[START OF Record extracts]

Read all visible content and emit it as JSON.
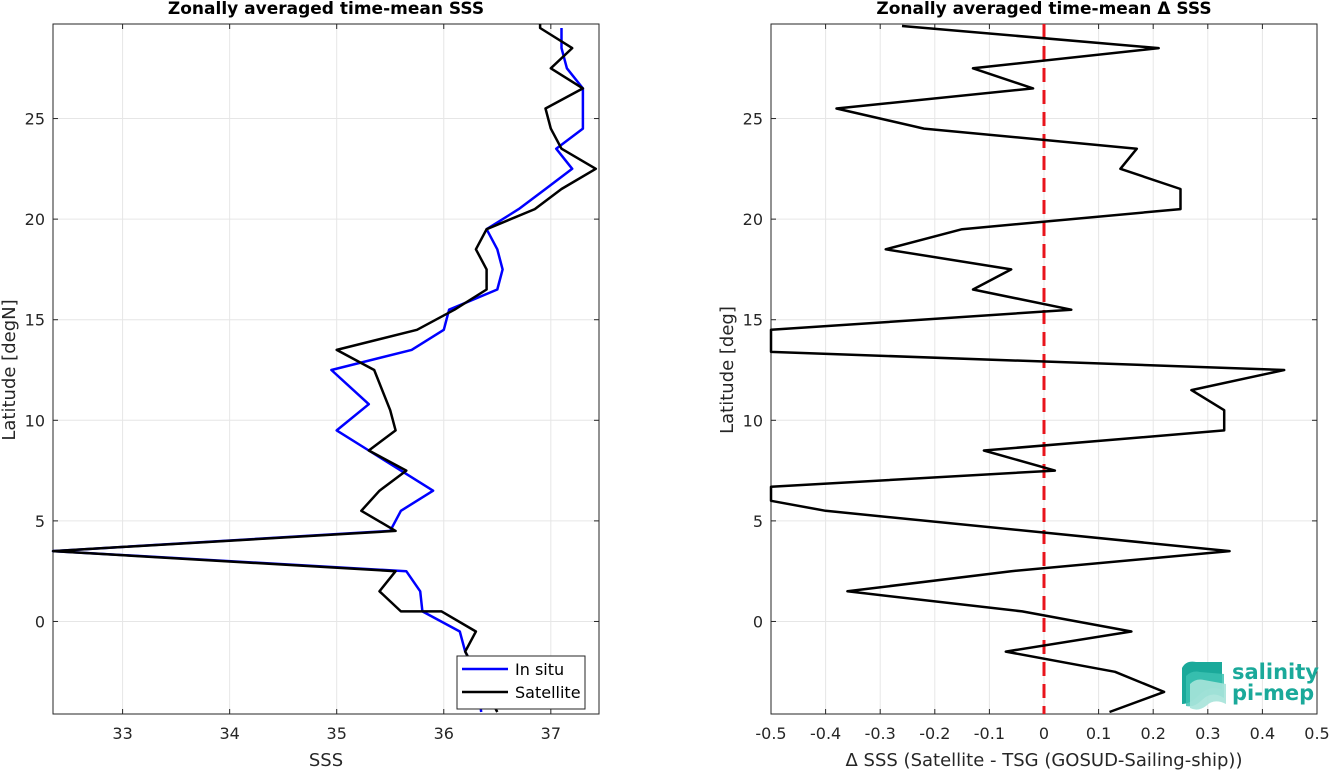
{
  "chart_data": [
    {
      "type": "line",
      "title": "Zonally averaged time-mean SSS",
      "xlabel": "SSS",
      "ylabel": "Latitude [degN]",
      "xlim": [
        32.35,
        37.45
      ],
      "ylim": [
        -4.6,
        29.7
      ],
      "xticks": [
        33,
        34,
        35,
        36,
        37
      ],
      "yticks": [
        0,
        5,
        10,
        15,
        20,
        25
      ],
      "grid": true,
      "legend": {
        "placement": "bottom-right",
        "entries": [
          "In situ",
          "Satellite"
        ]
      },
      "series": [
        {
          "name": "In situ",
          "color": "#0000ff",
          "points": [
            [
              36.35,
              -4.5
            ],
            [
              36.3,
              -2.5
            ],
            [
              36.2,
              -1.5
            ],
            [
              36.15,
              -0.5
            ],
            [
              35.8,
              0.5
            ],
            [
              35.78,
              1.5
            ],
            [
              35.65,
              2.5
            ],
            [
              32.35,
              3.5
            ],
            [
              35.5,
              4.5
            ],
            [
              35.6,
              5.5
            ],
            [
              35.9,
              6.5
            ],
            [
              35.6,
              7.5
            ],
            [
              35.3,
              8.5
            ],
            [
              35.0,
              9.5
            ],
            [
              35.3,
              10.8
            ],
            [
              34.95,
              12.5
            ],
            [
              35.7,
              13.5
            ],
            [
              36.0,
              14.5
            ],
            [
              36.05,
              15.5
            ],
            [
              36.5,
              16.5
            ],
            [
              36.55,
              17.5
            ],
            [
              36.5,
              18.5
            ],
            [
              36.4,
              19.5
            ],
            [
              36.7,
              20.5
            ],
            [
              36.95,
              21.5
            ],
            [
              37.2,
              22.5
            ],
            [
              37.05,
              23.5
            ],
            [
              37.3,
              24.5
            ],
            [
              37.3,
              25.5
            ],
            [
              37.3,
              26.5
            ],
            [
              37.15,
              27.5
            ],
            [
              37.1,
              28.5
            ],
            [
              37.1,
              29.5
            ]
          ]
        },
        {
          "name": "Satellite",
          "color": "#000000",
          "points": [
            [
              36.5,
              -4.5
            ],
            [
              36.4,
              -3.5
            ],
            [
              36.2,
              -1.5
            ],
            [
              36.3,
              -0.5
            ],
            [
              35.98,
              0.5
            ],
            [
              35.6,
              0.5
            ],
            [
              35.4,
              1.5
            ],
            [
              35.55,
              2.5
            ],
            [
              32.35,
              3.5
            ],
            [
              35.55,
              4.5
            ],
            [
              35.23,
              5.5
            ],
            [
              35.4,
              6.5
            ],
            [
              35.65,
              7.5
            ],
            [
              35.3,
              8.5
            ],
            [
              35.55,
              9.5
            ],
            [
              35.5,
              10.5
            ],
            [
              35.35,
              12.5
            ],
            [
              35.0,
              13.5
            ],
            [
              35.75,
              14.5
            ],
            [
              36.1,
              15.5
            ],
            [
              36.4,
              16.5
            ],
            [
              36.4,
              17.5
            ],
            [
              36.3,
              18.5
            ],
            [
              36.4,
              19.5
            ],
            [
              36.85,
              20.5
            ],
            [
              37.1,
              21.5
            ],
            [
              37.42,
              22.5
            ],
            [
              37.1,
              23.5
            ],
            [
              37.0,
              24.5
            ],
            [
              36.95,
              25.5
            ],
            [
              37.3,
              26.5
            ],
            [
              37.0,
              27.5
            ],
            [
              37.2,
              28.5
            ],
            [
              36.9,
              29.5
            ],
            [
              36.9,
              29.7
            ]
          ]
        }
      ]
    },
    {
      "type": "line",
      "title": "Zonally averaged time-mean Δ SSS",
      "xlabel": "Δ SSS (Satellite - TSG (GOSUD-Sailing-ship))",
      "ylabel": "Latitude [deg]",
      "xlim": [
        -0.5,
        0.5
      ],
      "ylim": [
        -4.6,
        29.7
      ],
      "xticks": [
        -0.5,
        -0.4,
        -0.3,
        -0.2,
        -0.1,
        0,
        0.1,
        0.2,
        0.3,
        0.4,
        0.5
      ],
      "xtick_labels": [
        "-0.5",
        "-0.4",
        "-0.3",
        "-0.2",
        "-0.1",
        "0",
        "0.1",
        "0.2",
        "0.3",
        "0.4",
        "0.5"
      ],
      "yticks": [
        0,
        5,
        10,
        15,
        20,
        25
      ],
      "grid": true,
      "reference_line": {
        "x": 0,
        "style": "dashed",
        "color": "#e8141c"
      },
      "series": [
        {
          "color": "#000000",
          "points": [
            [
              0.12,
              -4.5
            ],
            [
              0.22,
              -3.5
            ],
            [
              0.13,
              -2.5
            ],
            [
              -0.07,
              -1.5
            ],
            [
              0.16,
              -0.5
            ],
            [
              -0.04,
              0.5
            ],
            [
              -0.36,
              1.5
            ],
            [
              -0.06,
              2.5
            ],
            [
              0.34,
              3.5
            ],
            [
              -0.4,
              5.5
            ],
            [
              -0.5,
              6.0
            ],
            [
              -0.5,
              6.7
            ],
            [
              0.02,
              7.5
            ],
            [
              -0.11,
              8.5
            ],
            [
              0.33,
              9.5
            ],
            [
              0.33,
              10.5
            ],
            [
              0.27,
              11.5
            ],
            [
              0.44,
              12.5
            ],
            [
              -0.5,
              13.4
            ],
            [
              -0.5,
              14.5
            ],
            [
              0.05,
              15.5
            ],
            [
              -0.13,
              16.5
            ],
            [
              -0.06,
              17.5
            ],
            [
              -0.29,
              18.5
            ],
            [
              -0.15,
              19.5
            ],
            [
              0.25,
              20.5
            ],
            [
              0.25,
              21.5
            ],
            [
              0.14,
              22.5
            ],
            [
              0.17,
              23.5
            ],
            [
              -0.22,
              24.5
            ],
            [
              -0.38,
              25.5
            ],
            [
              -0.02,
              26.5
            ],
            [
              -0.13,
              27.5
            ],
            [
              0.21,
              28.5
            ],
            [
              -0.26,
              29.6
            ]
          ]
        }
      ]
    }
  ],
  "logo": {
    "line1": "salinity",
    "line2": "pi-mep"
  }
}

[END OF Record extracts]

**What to work on**
Write out the entries again, exactly as given, skipping any images.

**Answer below**
Read all visible content and emit it as JSON.
{
  "chart_data": [
    {
      "type": "line",
      "title": "Zonally averaged time-mean SSS",
      "xlabel": "SSS",
      "ylabel": "Latitude [degN]",
      "xlim": [
        32.35,
        37.45
      ],
      "ylim": [
        -4.6,
        29.7
      ],
      "xticks": [
        33,
        34,
        35,
        36,
        37
      ],
      "yticks": [
        0,
        5,
        10,
        15,
        20,
        25
      ],
      "grid": true,
      "legend": {
        "placement": "bottom-right",
        "entries": [
          "In situ",
          "Satellite"
        ]
      },
      "series": [
        {
          "name": "In situ",
          "color": "#0000ff",
          "points": [
            [
              36.35,
              -4.5
            ],
            [
              36.3,
              -2.5
            ],
            [
              36.2,
              -1.5
            ],
            [
              36.15,
              -0.5
            ],
            [
              35.8,
              0.5
            ],
            [
              35.78,
              1.5
            ],
            [
              35.65,
              2.5
            ],
            [
              32.35,
              3.5
            ],
            [
              35.5,
              4.5
            ],
            [
              35.6,
              5.5
            ],
            [
              35.9,
              6.5
            ],
            [
              35.6,
              7.5
            ],
            [
              35.3,
              8.5
            ],
            [
              35.0,
              9.5
            ],
            [
              35.3,
              10.8
            ],
            [
              34.95,
              12.5
            ],
            [
              35.7,
              13.5
            ],
            [
              36.0,
              14.5
            ],
            [
              36.05,
              15.5
            ],
            [
              36.5,
              16.5
            ],
            [
              36.55,
              17.5
            ],
            [
              36.5,
              18.5
            ],
            [
              36.4,
              19.5
            ],
            [
              36.7,
              20.5
            ],
            [
              36.95,
              21.5
            ],
            [
              37.2,
              22.5
            ],
            [
              37.05,
              23.5
            ],
            [
              37.3,
              24.5
            ],
            [
              37.3,
              25.5
            ],
            [
              37.3,
              26.5
            ],
            [
              37.15,
              27.5
            ],
            [
              37.1,
              28.5
            ],
            [
              37.1,
              29.5
            ]
          ]
        },
        {
          "name": "Satellite",
          "color": "#000000",
          "points": [
            [
              36.5,
              -4.5
            ],
            [
              36.4,
              -3.5
            ],
            [
              36.2,
              -1.5
            ],
            [
              36.3,
              -0.5
            ],
            [
              35.98,
              0.5
            ],
            [
              35.6,
              0.5
            ],
            [
              35.4,
              1.5
            ],
            [
              35.55,
              2.5
            ],
            [
              32.35,
              3.5
            ],
            [
              35.55,
              4.5
            ],
            [
              35.23,
              5.5
            ],
            [
              35.4,
              6.5
            ],
            [
              35.65,
              7.5
            ],
            [
              35.3,
              8.5
            ],
            [
              35.55,
              9.5
            ],
            [
              35.5,
              10.5
            ],
            [
              35.35,
              12.5
            ],
            [
              35.0,
              13.5
            ],
            [
              35.75,
              14.5
            ],
            [
              36.1,
              15.5
            ],
            [
              36.4,
              16.5
            ],
            [
              36.4,
              17.5
            ],
            [
              36.3,
              18.5
            ],
            [
              36.4,
              19.5
            ],
            [
              36.85,
              20.5
            ],
            [
              37.1,
              21.5
            ],
            [
              37.42,
              22.5
            ],
            [
              37.1,
              23.5
            ],
            [
              37.0,
              24.5
            ],
            [
              36.95,
              25.5
            ],
            [
              37.3,
              26.5
            ],
            [
              37.0,
              27.5
            ],
            [
              37.2,
              28.5
            ],
            [
              36.9,
              29.5
            ],
            [
              36.9,
              29.7
            ]
          ]
        }
      ]
    },
    {
      "type": "line",
      "title": "Zonally averaged time-mean Δ SSS",
      "xlabel": "Δ SSS (Satellite - TSG (GOSUD-Sailing-ship))",
      "ylabel": "Latitude [deg]",
      "xlim": [
        -0.5,
        0.5
      ],
      "ylim": [
        -4.6,
        29.7
      ],
      "xticks": [
        -0.5,
        -0.4,
        -0.3,
        -0.2,
        -0.1,
        0,
        0.1,
        0.2,
        0.3,
        0.4,
        0.5
      ],
      "xtick_labels": [
        "-0.5",
        "-0.4",
        "-0.3",
        "-0.2",
        "-0.1",
        "0",
        "0.1",
        "0.2",
        "0.3",
        "0.4",
        "0.5"
      ],
      "yticks": [
        0,
        5,
        10,
        15,
        20,
        25
      ],
      "grid": true,
      "reference_line": {
        "x": 0,
        "style": "dashed",
        "color": "#e8141c"
      },
      "series": [
        {
          "color": "#000000",
          "points": [
            [
              0.12,
              -4.5
            ],
            [
              0.22,
              -3.5
            ],
            [
              0.13,
              -2.5
            ],
            [
              -0.07,
              -1.5
            ],
            [
              0.16,
              -0.5
            ],
            [
              -0.04,
              0.5
            ],
            [
              -0.36,
              1.5
            ],
            [
              -0.06,
              2.5
            ],
            [
              0.34,
              3.5
            ],
            [
              -0.4,
              5.5
            ],
            [
              -0.5,
              6.0
            ],
            [
              -0.5,
              6.7
            ],
            [
              0.02,
              7.5
            ],
            [
              -0.11,
              8.5
            ],
            [
              0.33,
              9.5
            ],
            [
              0.33,
              10.5
            ],
            [
              0.27,
              11.5
            ],
            [
              0.44,
              12.5
            ],
            [
              -0.5,
              13.4
            ],
            [
              -0.5,
              14.5
            ],
            [
              0.05,
              15.5
            ],
            [
              -0.13,
              16.5
            ],
            [
              -0.06,
              17.5
            ],
            [
              -0.29,
              18.5
            ],
            [
              -0.15,
              19.5
            ],
            [
              0.25,
              20.5
            ],
            [
              0.25,
              21.5
            ],
            [
              0.14,
              22.5
            ],
            [
              0.17,
              23.5
            ],
            [
              -0.22,
              24.5
            ],
            [
              -0.38,
              25.5
            ],
            [
              -0.02,
              26.5
            ],
            [
              -0.13,
              27.5
            ],
            [
              0.21,
              28.5
            ],
            [
              -0.26,
              29.6
            ]
          ]
        }
      ]
    }
  ],
  "logo": {
    "line1": "salinity",
    "line2": "pi-mep"
  }
}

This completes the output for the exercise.